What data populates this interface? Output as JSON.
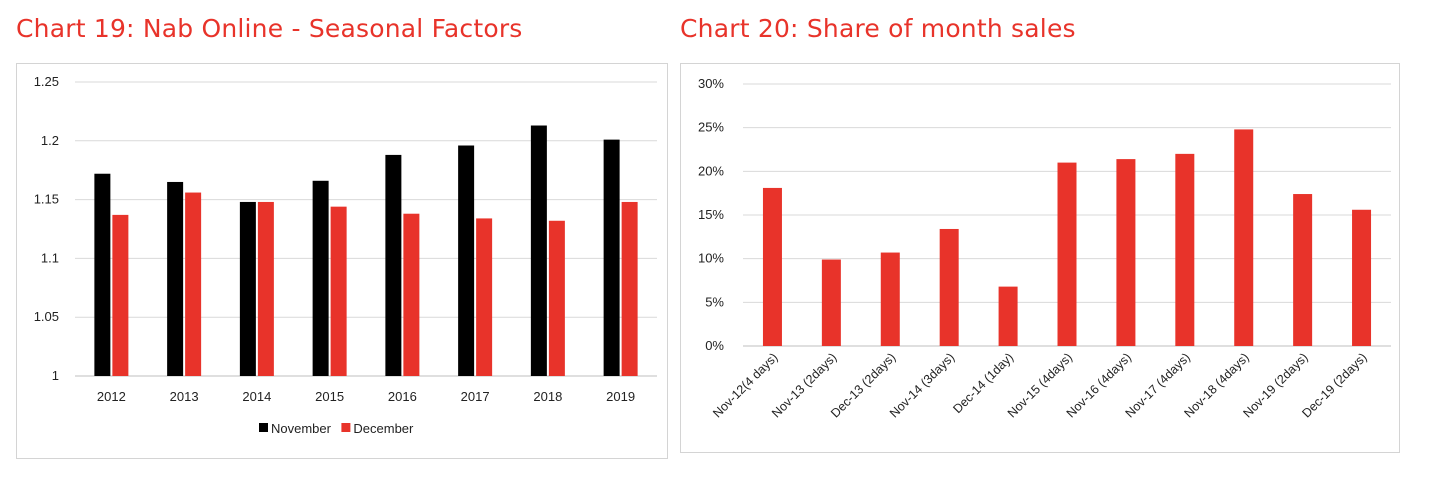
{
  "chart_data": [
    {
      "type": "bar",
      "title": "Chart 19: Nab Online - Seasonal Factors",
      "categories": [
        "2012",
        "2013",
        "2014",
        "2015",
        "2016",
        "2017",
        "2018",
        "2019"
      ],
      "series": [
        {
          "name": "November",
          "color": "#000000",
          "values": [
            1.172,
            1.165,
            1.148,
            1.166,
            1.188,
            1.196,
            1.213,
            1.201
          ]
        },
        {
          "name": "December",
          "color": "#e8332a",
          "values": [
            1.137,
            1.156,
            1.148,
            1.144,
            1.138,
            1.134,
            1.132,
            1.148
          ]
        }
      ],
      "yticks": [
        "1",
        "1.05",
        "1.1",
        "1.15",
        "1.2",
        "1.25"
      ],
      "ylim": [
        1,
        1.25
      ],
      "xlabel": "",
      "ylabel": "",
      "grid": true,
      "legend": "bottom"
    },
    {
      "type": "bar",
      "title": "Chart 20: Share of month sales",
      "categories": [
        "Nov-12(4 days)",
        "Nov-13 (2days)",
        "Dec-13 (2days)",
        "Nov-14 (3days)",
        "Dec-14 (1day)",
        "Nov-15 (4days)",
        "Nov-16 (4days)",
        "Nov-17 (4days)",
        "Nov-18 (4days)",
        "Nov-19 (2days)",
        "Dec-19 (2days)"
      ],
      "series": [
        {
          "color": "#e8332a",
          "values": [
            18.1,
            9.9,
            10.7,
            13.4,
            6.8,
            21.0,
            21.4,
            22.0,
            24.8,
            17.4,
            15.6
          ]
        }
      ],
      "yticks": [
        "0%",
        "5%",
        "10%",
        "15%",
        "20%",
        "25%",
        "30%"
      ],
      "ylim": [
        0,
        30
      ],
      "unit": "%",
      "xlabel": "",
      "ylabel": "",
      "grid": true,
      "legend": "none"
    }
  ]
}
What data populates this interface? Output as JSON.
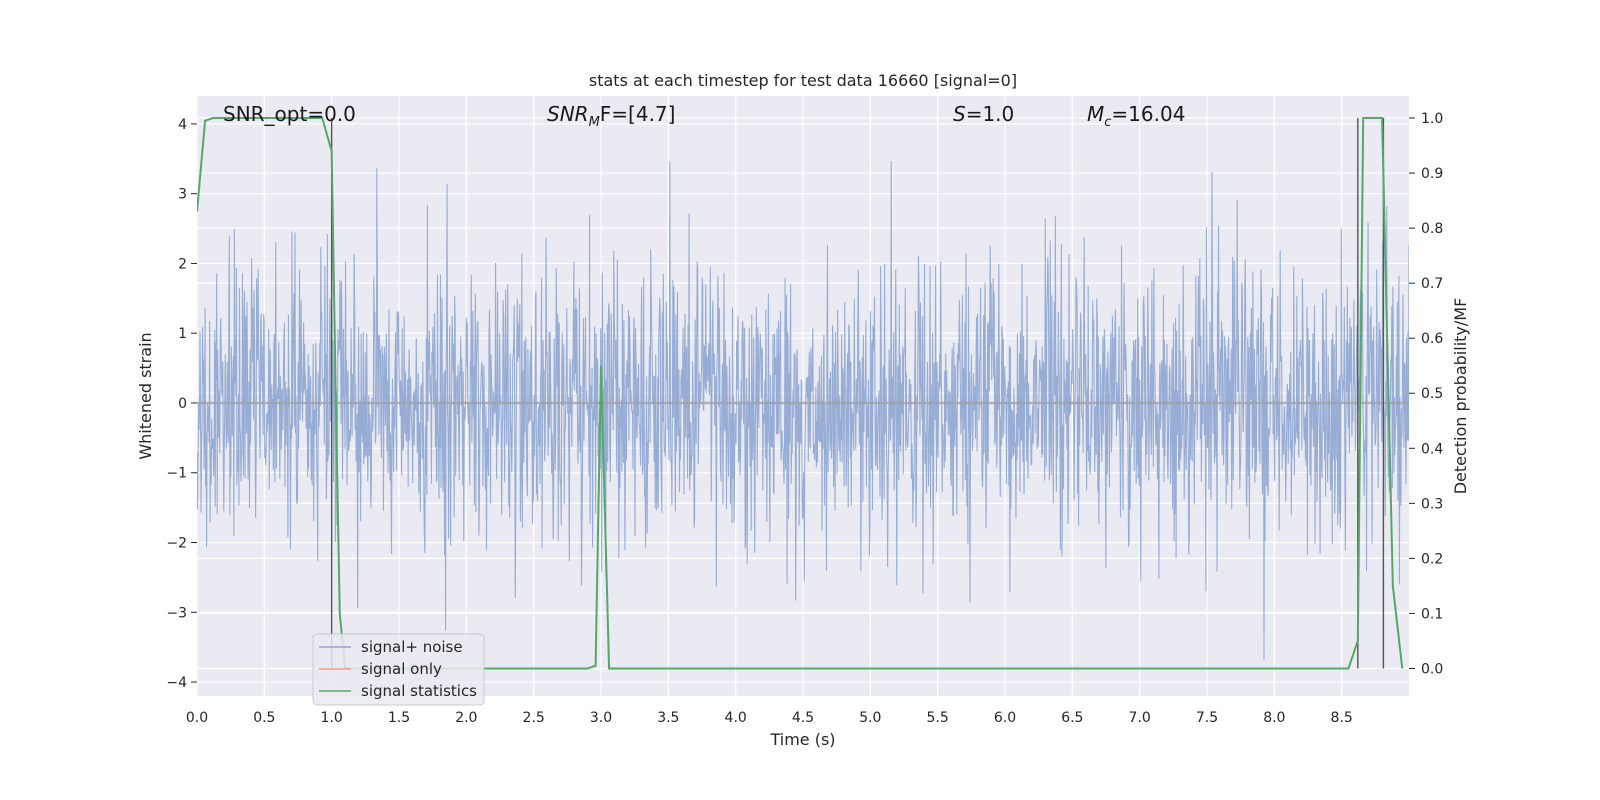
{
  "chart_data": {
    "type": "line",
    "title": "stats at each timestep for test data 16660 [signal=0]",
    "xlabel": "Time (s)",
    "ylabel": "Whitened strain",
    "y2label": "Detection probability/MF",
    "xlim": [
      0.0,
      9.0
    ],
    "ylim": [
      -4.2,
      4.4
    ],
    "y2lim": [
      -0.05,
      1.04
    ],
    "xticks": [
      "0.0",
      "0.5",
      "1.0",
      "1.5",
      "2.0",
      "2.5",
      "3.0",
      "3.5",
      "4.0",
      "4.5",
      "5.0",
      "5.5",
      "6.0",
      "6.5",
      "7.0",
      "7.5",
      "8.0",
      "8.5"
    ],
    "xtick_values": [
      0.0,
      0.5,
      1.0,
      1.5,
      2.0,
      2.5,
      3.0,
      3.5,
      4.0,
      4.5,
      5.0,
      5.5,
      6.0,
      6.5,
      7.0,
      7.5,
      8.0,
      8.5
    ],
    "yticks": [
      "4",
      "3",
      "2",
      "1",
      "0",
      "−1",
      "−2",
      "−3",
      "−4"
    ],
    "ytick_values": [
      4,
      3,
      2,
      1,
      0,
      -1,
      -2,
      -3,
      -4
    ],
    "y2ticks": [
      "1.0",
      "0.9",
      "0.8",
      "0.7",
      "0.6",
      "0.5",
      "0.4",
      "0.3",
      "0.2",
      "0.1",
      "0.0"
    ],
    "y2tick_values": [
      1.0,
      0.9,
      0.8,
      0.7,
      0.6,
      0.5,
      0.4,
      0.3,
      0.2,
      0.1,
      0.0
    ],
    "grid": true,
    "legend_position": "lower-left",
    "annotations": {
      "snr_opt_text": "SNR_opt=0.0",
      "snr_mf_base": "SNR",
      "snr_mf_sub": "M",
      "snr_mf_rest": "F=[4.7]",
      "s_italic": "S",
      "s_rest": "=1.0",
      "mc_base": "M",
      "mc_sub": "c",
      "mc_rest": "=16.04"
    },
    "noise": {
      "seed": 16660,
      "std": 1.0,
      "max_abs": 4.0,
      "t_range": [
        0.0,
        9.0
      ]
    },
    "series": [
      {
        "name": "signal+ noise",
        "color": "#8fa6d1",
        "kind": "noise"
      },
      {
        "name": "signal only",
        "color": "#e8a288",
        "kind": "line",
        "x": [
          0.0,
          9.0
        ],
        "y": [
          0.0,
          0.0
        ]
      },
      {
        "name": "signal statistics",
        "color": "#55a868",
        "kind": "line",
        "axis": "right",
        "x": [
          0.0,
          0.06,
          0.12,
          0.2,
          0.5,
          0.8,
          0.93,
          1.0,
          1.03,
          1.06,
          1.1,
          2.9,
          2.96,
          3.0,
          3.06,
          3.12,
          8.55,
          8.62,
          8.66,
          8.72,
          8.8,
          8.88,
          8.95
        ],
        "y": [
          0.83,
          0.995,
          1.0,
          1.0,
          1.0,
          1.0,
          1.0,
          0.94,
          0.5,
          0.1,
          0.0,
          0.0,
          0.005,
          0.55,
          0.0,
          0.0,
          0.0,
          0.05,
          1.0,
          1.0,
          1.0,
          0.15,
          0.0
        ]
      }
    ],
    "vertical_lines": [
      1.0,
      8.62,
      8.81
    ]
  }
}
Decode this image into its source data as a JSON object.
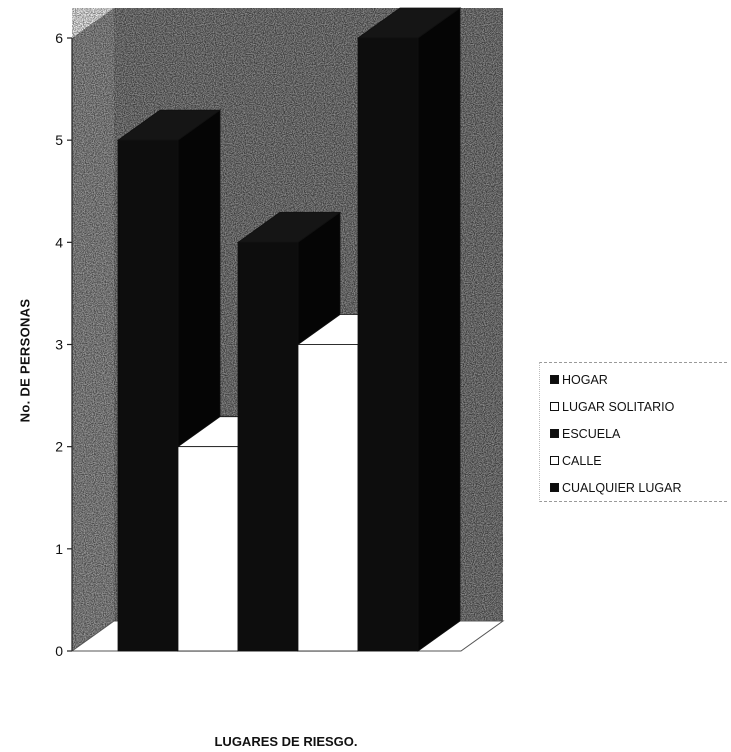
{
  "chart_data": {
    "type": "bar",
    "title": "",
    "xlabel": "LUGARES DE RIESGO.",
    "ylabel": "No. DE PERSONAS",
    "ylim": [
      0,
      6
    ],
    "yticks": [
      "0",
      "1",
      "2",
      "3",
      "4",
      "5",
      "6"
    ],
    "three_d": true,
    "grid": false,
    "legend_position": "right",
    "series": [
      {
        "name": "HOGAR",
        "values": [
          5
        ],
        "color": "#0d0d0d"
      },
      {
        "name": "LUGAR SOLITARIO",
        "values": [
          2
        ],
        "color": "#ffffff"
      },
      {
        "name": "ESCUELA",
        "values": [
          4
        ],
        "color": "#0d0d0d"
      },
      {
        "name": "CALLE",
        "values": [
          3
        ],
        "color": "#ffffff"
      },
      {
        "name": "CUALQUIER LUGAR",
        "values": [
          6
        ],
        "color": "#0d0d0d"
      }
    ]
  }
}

•••

Short task: Scan the records above for the string "true", then report every line that contains it.

Answer for the task:
      "grid": true,
      "grid": true,
    "grid": true,
    "three_d": true,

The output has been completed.